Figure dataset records
>> Start
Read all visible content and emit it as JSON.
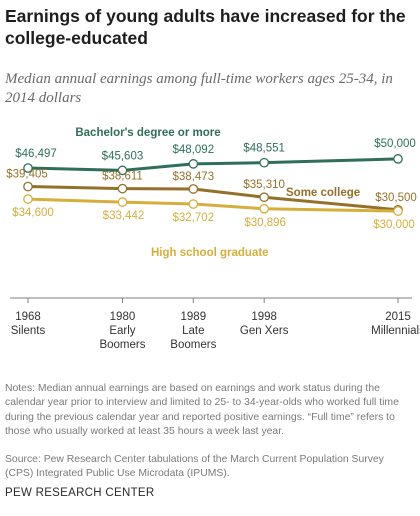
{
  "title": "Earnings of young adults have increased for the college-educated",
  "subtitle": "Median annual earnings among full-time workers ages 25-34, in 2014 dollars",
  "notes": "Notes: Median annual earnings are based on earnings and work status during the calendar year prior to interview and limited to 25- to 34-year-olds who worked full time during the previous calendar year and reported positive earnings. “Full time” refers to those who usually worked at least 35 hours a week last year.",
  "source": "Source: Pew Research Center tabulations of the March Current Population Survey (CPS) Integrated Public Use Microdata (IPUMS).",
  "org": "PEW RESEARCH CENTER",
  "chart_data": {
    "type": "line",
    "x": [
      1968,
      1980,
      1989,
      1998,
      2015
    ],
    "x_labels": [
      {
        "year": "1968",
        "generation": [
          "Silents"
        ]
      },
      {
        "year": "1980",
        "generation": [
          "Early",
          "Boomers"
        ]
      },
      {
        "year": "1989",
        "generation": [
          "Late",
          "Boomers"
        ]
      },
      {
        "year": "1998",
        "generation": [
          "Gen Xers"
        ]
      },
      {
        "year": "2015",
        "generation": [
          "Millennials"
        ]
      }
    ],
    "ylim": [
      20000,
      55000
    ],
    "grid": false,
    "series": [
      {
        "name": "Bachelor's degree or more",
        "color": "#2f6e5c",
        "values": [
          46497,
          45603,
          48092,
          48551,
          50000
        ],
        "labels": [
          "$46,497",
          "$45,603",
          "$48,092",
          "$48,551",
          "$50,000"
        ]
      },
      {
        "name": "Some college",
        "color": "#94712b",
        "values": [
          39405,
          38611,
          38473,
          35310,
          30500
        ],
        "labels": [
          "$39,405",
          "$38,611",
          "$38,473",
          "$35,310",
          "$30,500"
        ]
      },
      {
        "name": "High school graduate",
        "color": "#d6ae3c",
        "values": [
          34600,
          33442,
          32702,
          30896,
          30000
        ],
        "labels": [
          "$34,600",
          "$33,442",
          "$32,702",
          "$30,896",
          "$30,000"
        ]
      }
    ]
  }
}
>> End
>> Start
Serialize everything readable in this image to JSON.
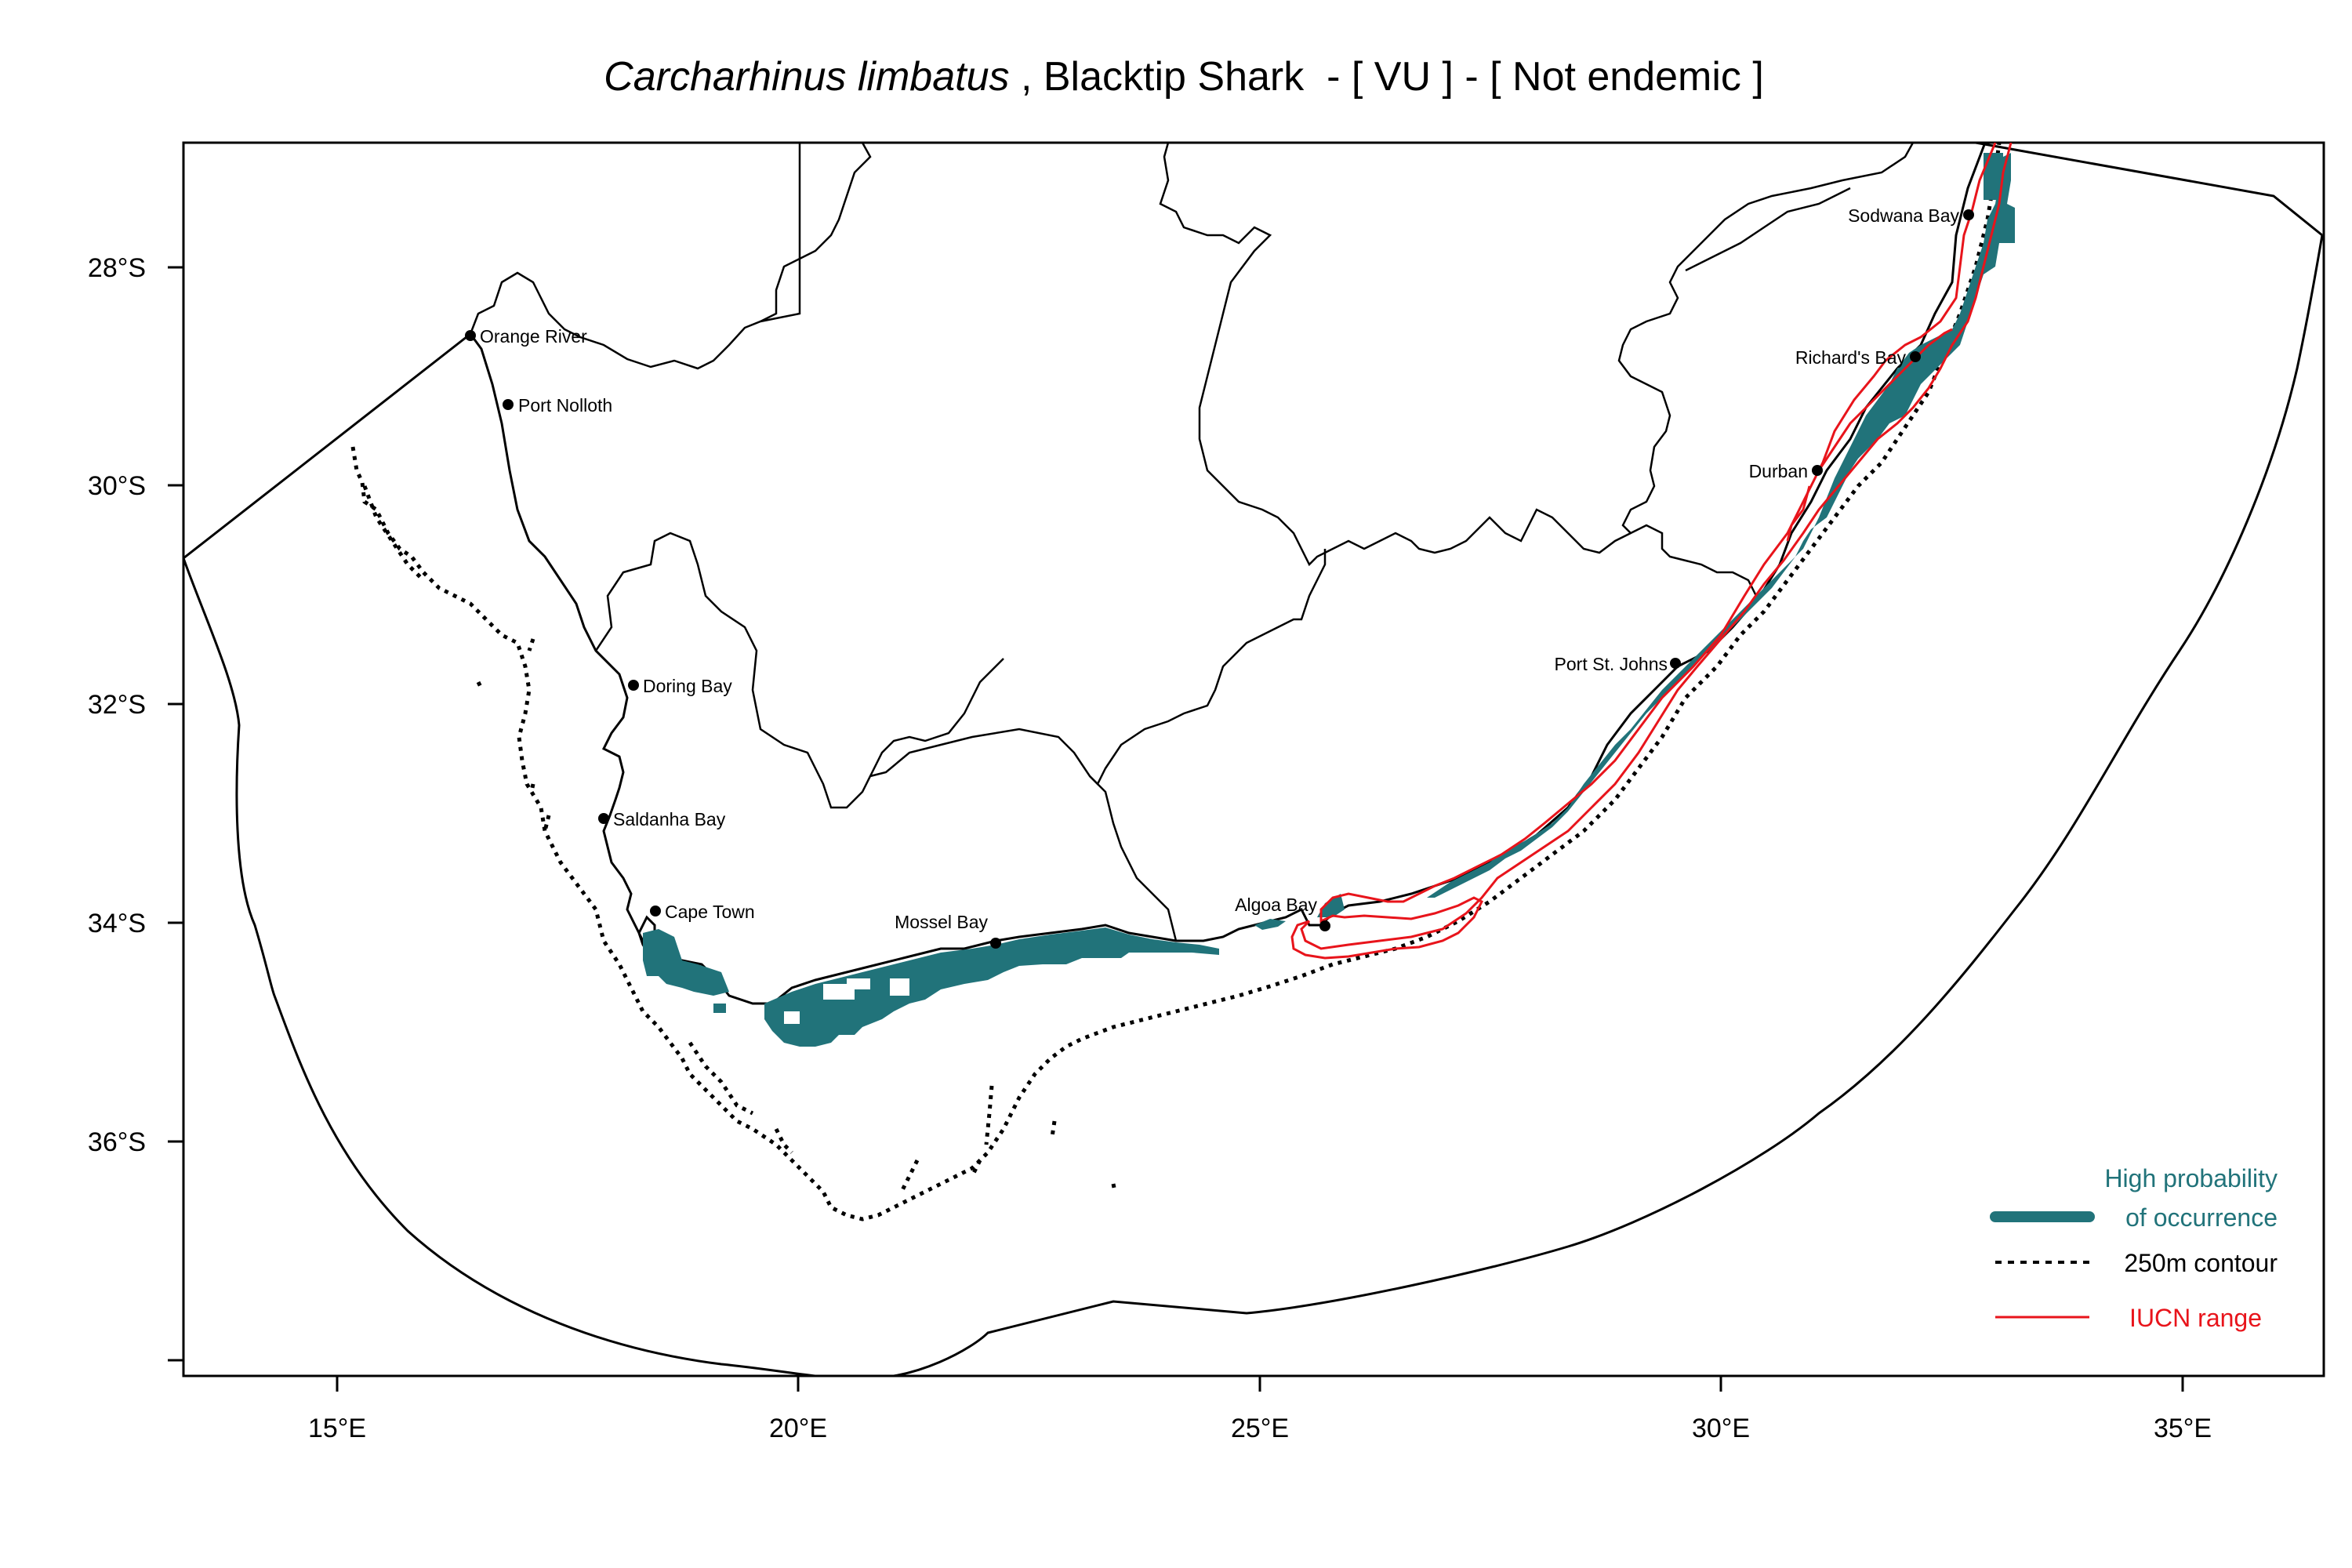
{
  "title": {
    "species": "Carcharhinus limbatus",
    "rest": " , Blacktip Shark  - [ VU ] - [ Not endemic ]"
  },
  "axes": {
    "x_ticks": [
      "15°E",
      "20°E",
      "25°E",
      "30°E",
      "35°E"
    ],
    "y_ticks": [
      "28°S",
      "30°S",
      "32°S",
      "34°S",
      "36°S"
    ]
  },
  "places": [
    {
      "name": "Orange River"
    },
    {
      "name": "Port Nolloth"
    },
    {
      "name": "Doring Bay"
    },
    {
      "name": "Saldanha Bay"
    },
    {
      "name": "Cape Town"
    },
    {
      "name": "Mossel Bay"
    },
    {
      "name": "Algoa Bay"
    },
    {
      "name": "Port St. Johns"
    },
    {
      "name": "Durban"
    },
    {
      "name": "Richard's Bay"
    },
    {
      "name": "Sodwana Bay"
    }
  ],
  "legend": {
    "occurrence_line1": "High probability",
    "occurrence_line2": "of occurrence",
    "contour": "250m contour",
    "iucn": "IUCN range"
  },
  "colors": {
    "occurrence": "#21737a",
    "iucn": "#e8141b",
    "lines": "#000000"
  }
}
>> End
# Short task
Check each line of these records for the string "Median" and state only how many lines have it.

# Right answer
2